# Start of Exercise data

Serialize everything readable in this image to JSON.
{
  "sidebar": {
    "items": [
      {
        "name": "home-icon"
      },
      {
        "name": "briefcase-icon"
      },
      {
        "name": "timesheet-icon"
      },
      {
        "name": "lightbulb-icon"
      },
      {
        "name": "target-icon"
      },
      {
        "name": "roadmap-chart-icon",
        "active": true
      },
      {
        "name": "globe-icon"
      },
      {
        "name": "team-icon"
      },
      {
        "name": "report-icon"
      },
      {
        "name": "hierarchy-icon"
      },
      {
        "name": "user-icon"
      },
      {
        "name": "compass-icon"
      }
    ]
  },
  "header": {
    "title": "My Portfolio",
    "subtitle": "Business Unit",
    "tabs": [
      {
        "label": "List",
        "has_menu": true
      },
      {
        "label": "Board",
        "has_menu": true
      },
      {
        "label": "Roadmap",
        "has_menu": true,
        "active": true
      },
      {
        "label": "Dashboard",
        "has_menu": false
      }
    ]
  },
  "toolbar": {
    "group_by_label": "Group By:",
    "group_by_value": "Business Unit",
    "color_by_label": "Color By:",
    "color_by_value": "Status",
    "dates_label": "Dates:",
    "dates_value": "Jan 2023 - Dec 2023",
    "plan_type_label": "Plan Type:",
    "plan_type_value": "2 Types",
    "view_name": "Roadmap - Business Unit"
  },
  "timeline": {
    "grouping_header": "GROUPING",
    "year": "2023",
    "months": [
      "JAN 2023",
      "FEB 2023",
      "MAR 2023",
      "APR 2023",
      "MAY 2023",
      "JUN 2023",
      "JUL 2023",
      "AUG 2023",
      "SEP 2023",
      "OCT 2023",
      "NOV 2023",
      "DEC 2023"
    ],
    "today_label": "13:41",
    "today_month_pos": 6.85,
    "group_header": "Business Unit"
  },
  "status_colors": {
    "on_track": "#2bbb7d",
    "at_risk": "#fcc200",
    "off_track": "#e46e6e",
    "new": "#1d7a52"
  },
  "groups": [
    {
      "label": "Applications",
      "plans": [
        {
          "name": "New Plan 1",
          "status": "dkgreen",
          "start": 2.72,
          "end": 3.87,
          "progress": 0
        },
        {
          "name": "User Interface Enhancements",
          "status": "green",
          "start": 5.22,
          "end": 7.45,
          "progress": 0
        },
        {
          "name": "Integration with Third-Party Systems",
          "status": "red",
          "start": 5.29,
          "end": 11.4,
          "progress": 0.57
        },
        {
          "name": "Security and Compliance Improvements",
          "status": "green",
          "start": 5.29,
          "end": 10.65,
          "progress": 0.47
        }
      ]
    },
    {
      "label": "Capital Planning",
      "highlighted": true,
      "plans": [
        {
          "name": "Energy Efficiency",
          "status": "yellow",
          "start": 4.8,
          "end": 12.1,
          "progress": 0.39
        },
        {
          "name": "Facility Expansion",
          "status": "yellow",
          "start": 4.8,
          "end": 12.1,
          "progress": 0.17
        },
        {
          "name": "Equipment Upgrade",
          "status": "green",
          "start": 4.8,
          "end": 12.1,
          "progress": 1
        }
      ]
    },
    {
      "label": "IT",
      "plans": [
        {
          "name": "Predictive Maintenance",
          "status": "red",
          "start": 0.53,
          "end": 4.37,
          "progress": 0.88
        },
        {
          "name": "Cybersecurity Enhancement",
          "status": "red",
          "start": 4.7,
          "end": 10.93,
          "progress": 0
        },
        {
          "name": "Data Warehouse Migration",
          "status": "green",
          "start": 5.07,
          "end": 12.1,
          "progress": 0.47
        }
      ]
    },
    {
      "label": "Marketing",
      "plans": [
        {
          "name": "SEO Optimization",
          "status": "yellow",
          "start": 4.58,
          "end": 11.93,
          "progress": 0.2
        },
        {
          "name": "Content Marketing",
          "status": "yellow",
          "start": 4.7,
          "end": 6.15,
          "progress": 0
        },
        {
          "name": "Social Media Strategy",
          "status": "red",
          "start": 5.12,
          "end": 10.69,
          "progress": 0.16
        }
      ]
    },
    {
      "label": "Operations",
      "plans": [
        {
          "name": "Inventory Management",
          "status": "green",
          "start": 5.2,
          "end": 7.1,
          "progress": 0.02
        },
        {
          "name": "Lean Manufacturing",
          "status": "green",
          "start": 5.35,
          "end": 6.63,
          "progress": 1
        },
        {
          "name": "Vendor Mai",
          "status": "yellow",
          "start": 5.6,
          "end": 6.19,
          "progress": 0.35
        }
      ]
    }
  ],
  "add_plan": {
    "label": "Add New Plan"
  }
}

# End of Exercise data
# Start of Exercise data

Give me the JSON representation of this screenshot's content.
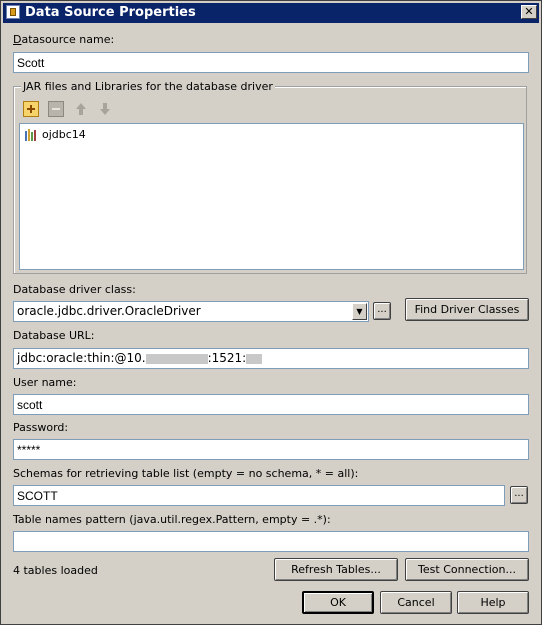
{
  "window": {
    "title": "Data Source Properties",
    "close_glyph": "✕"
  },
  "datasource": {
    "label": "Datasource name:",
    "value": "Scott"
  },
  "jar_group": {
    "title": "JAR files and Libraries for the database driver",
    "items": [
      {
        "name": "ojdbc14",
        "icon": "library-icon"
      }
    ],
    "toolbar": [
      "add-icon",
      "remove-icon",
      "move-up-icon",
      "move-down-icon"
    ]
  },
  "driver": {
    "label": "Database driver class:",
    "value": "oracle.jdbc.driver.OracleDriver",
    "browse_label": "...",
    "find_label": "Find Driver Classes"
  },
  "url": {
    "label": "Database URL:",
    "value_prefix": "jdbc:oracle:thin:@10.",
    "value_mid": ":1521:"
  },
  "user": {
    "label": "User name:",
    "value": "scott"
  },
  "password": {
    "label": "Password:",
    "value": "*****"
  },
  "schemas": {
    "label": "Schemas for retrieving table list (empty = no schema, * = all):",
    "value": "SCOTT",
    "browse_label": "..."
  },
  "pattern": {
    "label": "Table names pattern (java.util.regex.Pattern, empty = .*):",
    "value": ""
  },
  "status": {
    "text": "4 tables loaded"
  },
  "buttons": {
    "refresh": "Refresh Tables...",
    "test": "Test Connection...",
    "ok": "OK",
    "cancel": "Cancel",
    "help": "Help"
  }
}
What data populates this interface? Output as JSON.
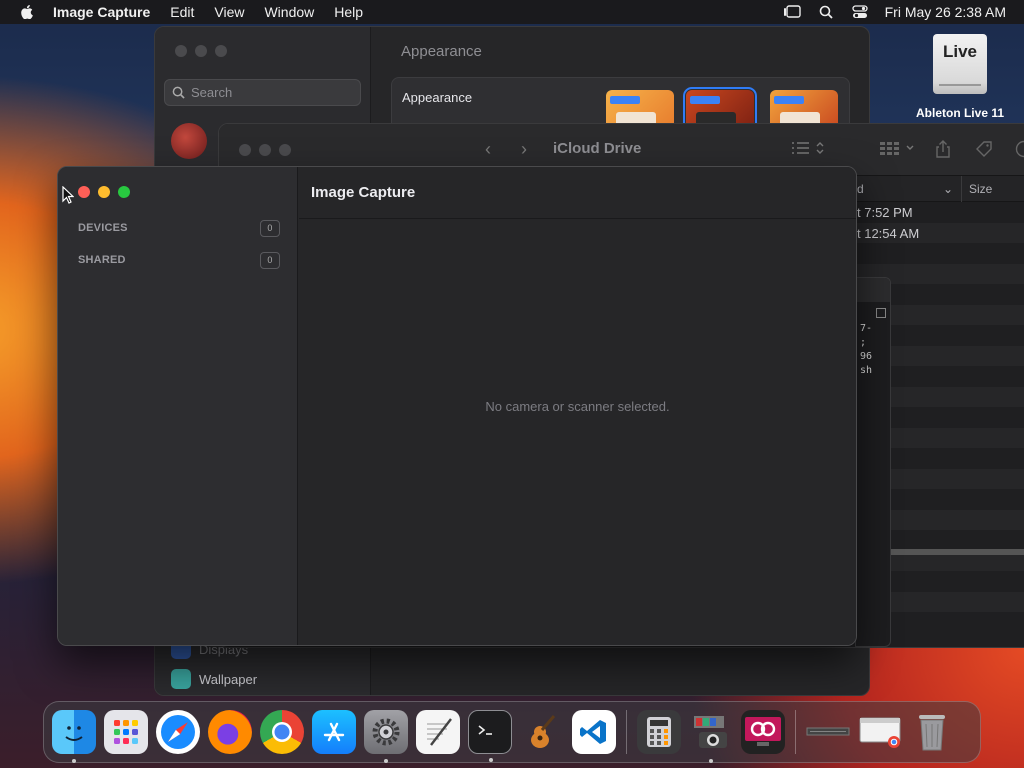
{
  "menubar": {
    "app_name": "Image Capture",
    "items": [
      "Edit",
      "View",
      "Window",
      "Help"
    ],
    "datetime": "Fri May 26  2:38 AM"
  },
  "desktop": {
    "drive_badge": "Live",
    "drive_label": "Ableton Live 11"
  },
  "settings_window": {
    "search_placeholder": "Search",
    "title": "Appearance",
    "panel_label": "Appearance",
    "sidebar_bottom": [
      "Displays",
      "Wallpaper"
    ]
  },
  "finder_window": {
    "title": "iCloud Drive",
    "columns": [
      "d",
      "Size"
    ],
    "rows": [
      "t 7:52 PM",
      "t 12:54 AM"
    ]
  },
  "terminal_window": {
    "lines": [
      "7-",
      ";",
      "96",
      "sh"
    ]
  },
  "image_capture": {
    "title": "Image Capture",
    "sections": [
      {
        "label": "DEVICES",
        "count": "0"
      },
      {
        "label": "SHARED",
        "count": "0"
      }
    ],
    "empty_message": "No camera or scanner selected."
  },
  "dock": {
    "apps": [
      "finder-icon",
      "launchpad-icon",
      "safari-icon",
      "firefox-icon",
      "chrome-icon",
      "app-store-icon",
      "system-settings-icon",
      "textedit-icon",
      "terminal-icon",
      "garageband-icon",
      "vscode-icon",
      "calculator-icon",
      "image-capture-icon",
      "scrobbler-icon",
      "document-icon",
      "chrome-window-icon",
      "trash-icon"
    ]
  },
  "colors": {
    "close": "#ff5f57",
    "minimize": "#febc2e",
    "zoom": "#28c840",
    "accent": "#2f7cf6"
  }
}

# End of Exercise data

# [What this task involves]
Pick out the lines containing the string "Live" and show them.

# [Output for this exercise]
    "drive_badge": "Live",
    "drive_label": "Ableton Live 11"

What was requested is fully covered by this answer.